-- start --

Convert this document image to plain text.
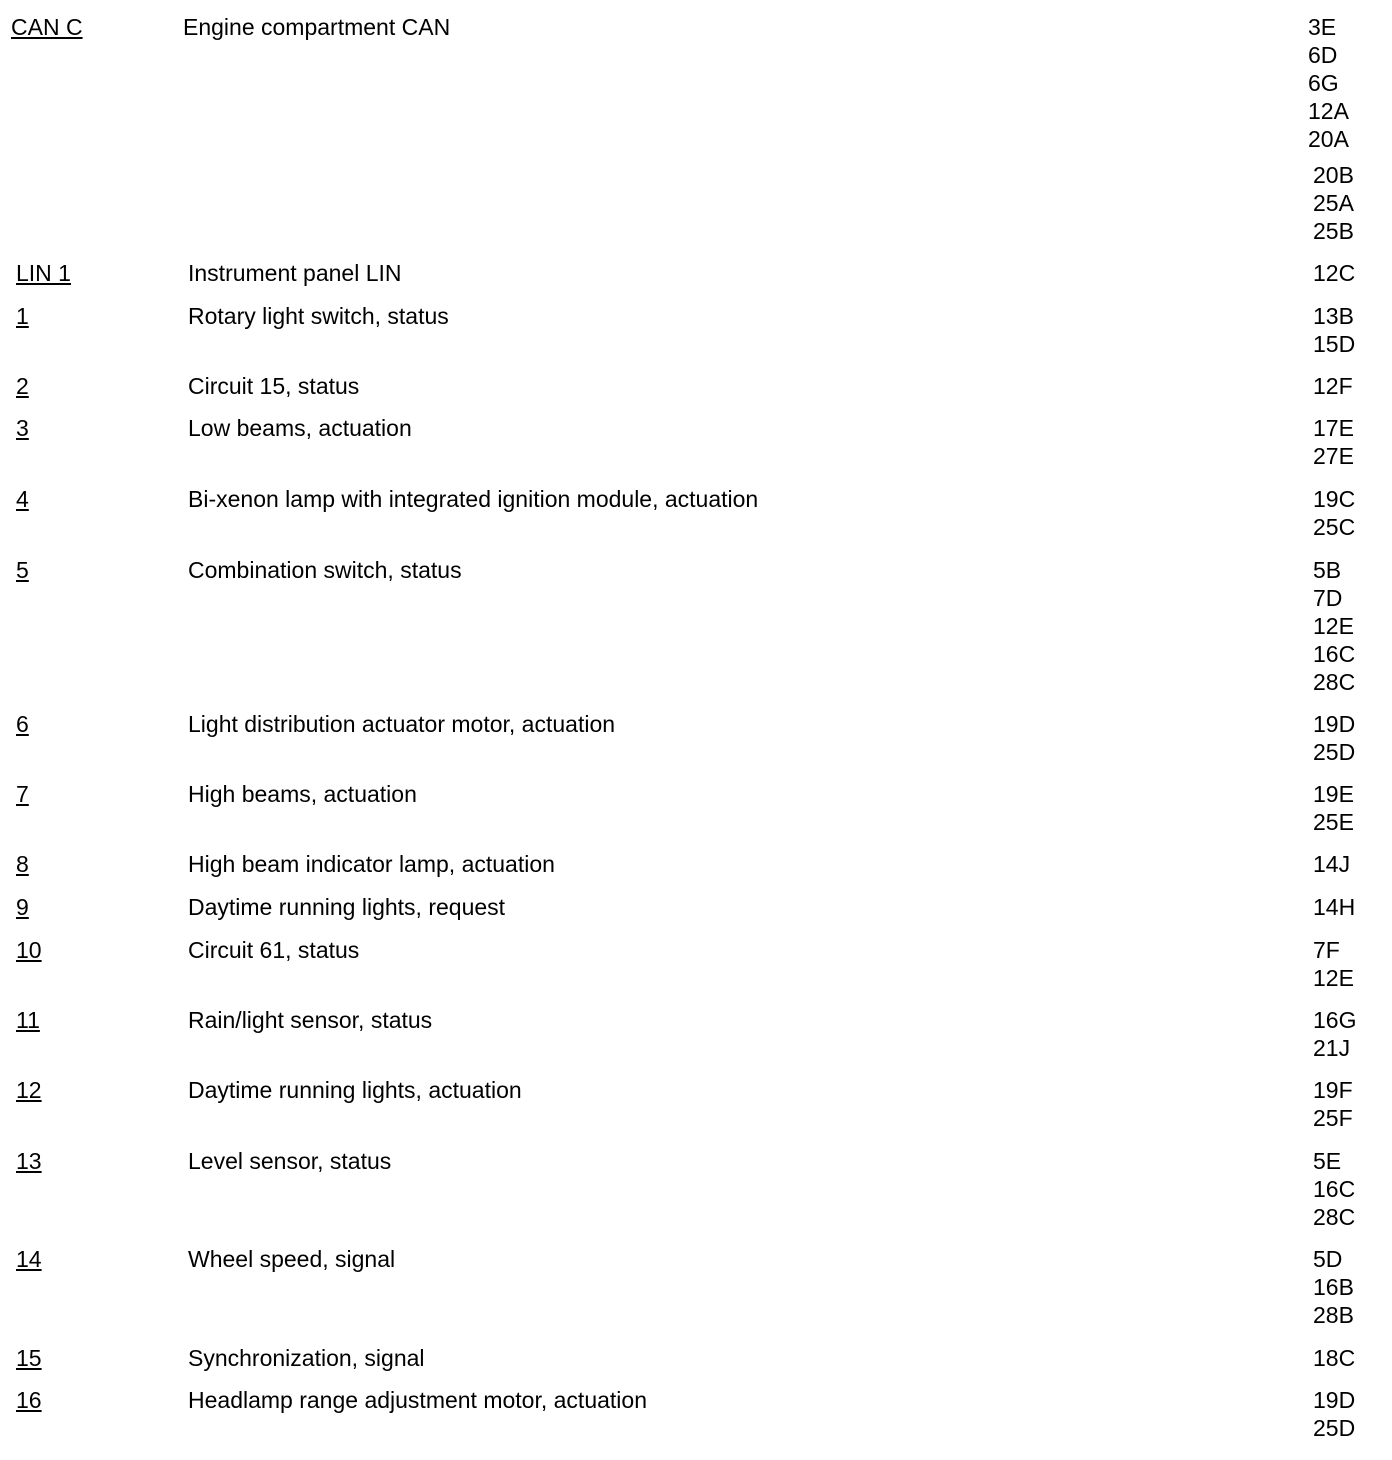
CAN C	Engine compartment CAN	3E
6D
6G
12A
20A
20B
25A
25B
LIN 1	Instrument panel LIN	12C
1	Rotary light switch, status	13B
15D
2	Circuit 15, status	12F
3	Low beams, actuation	17E
27E
4	Bi-xenon lamp with integrated ignition module, actuation	19C
25C
5	Combination switch, status	5B
7D
12E
16C
28C
6	Light distribution actuator motor, actuation	19D
25D
7	High beams, actuation	19E
25E
8	High beam indicator lamp, actuation	14J
9	Daytime running lights, request	14H
10	Circuit 61, status	7F
12E
11	Rain/light sensor, status	16G
21J
12	Daytime running lights, actuation	19F
25F
13	Level sensor, status	5E
16C
28C
14	Wheel speed, signal	5D
16B
28B
15	Synchronization, signal	18C
16	Headlamp range adjustment motor, actuation	19D
25D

-- end --

Goal. Extract the entries in full, exactly as they are, minus the pictures.

Exercise response.
Convert this document image to plain text.
CAN C	Engine compartment CAN	3E
6D
6G
12A
20A
20B
25A
25B
LIN 1	Instrument panel LIN	12C
1	Rotary light switch, status	13B
15D
2	Circuit 15, status	12F
3	Low beams, actuation	17E
27E
4	Bi-xenon lamp with integrated ignition module, actuation	19C
25C
5	Combination switch, status	5B
7D
12E
16C
28C
6	Light distribution actuator motor, actuation	19D
25D
7	High beams, actuation	19E
25E
8	High beam indicator lamp, actuation	14J
9	Daytime running lights, request	14H
10	Circuit 61, status	7F
12E
11	Rain/light sensor, status	16G
21J
12	Daytime running lights, actuation	19F
25F
13	Level sensor, status	5E
16C
28C
14	Wheel speed, signal	5D
16B
28B
15	Synchronization, signal	18C
16	Headlamp range adjustment motor, actuation	19D
25D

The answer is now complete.